Data items
---*---
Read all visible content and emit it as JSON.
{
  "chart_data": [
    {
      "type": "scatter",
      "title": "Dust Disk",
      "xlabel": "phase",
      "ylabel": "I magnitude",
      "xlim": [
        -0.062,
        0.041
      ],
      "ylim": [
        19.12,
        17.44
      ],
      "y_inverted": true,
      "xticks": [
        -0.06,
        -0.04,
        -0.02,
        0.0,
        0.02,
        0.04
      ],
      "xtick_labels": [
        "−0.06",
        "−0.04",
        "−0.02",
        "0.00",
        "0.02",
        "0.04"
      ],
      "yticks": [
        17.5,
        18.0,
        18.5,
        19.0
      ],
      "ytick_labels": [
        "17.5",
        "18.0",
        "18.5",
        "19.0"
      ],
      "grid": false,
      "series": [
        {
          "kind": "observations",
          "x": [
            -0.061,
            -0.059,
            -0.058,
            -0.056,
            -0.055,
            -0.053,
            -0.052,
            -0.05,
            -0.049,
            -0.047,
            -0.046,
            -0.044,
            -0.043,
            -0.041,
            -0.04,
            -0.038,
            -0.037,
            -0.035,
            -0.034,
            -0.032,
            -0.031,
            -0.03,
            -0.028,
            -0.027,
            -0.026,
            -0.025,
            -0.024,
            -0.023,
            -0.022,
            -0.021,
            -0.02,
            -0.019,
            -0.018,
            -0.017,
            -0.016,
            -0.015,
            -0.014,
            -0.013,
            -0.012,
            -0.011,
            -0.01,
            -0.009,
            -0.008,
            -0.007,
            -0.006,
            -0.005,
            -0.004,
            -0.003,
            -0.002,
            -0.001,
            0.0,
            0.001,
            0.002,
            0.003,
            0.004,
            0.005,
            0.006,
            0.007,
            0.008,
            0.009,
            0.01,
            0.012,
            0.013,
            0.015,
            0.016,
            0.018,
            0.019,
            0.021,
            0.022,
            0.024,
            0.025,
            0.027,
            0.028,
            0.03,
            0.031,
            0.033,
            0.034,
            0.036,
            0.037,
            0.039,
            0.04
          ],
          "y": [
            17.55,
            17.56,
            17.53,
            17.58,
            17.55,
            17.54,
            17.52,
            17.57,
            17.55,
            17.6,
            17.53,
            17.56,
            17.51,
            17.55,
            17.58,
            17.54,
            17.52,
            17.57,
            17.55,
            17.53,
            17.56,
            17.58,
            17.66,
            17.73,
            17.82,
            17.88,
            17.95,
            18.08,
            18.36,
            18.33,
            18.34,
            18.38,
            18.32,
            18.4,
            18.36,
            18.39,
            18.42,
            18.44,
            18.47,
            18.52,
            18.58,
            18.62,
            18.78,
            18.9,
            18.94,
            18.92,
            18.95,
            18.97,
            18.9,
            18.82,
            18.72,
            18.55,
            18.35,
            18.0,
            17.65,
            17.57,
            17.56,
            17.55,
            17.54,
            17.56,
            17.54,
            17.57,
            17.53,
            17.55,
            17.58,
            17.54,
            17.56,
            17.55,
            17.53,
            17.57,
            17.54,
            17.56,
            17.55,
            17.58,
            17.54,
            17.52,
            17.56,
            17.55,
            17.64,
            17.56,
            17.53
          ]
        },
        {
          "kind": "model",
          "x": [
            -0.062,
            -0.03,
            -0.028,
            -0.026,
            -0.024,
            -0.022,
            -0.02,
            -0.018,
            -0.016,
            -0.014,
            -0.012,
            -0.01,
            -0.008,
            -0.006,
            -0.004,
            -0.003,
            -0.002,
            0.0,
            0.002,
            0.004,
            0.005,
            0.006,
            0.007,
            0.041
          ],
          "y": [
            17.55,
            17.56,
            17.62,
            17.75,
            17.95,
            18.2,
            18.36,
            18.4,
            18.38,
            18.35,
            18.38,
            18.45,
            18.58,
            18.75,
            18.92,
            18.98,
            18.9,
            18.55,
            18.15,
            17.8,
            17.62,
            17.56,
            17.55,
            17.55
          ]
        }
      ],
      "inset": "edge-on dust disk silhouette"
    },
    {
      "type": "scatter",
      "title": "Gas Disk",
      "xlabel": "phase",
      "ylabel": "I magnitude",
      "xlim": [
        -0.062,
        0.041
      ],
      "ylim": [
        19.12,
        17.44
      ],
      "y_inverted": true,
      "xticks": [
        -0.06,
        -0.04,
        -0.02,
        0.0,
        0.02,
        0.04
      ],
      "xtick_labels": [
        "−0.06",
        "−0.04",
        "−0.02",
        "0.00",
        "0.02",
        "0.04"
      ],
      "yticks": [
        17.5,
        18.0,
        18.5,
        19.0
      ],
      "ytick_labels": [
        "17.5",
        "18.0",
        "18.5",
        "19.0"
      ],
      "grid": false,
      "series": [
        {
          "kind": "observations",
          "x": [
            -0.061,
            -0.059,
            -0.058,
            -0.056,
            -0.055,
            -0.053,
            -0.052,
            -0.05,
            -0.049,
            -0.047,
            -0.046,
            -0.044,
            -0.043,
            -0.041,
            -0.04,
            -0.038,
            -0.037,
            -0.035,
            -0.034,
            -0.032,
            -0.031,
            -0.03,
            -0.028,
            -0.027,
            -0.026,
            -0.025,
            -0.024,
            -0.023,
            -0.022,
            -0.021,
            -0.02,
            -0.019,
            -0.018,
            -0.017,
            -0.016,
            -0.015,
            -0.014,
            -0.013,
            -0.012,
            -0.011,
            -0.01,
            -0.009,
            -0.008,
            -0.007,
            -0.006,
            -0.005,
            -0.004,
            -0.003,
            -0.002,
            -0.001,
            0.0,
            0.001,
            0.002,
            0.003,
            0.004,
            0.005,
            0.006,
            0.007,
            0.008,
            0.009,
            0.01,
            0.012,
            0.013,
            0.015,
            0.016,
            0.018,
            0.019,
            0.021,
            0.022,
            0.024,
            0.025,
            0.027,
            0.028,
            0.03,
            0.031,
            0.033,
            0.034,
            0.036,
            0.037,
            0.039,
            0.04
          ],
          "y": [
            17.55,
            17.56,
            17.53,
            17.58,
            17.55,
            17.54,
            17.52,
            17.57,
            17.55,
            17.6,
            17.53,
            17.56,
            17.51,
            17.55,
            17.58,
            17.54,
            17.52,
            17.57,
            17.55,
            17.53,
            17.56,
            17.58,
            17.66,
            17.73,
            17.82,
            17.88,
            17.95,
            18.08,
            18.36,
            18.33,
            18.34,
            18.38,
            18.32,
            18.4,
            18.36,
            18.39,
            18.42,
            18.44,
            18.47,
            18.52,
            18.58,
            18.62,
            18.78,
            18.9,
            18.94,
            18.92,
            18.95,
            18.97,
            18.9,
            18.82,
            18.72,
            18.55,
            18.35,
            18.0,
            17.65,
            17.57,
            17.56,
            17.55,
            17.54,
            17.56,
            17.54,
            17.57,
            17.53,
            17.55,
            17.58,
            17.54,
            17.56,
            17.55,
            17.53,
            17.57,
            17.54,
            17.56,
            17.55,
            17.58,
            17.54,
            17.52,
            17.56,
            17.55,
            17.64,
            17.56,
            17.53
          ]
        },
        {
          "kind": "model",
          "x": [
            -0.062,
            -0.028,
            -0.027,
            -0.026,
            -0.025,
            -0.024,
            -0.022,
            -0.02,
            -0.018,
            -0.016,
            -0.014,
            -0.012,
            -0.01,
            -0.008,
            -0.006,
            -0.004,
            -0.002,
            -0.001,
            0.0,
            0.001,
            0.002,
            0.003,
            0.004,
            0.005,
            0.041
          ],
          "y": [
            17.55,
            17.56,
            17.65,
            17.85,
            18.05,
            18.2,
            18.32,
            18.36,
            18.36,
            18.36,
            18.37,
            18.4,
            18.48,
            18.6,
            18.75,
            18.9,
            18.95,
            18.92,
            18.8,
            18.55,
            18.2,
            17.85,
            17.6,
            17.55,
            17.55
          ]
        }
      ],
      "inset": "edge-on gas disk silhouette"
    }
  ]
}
---*---
Task goal:
For each line of the entries that includes "edge", show that line.

Exercise result:
      "inset": "edge-on dust disk silhouette"
      "inset": "edge-on gas disk silhouette"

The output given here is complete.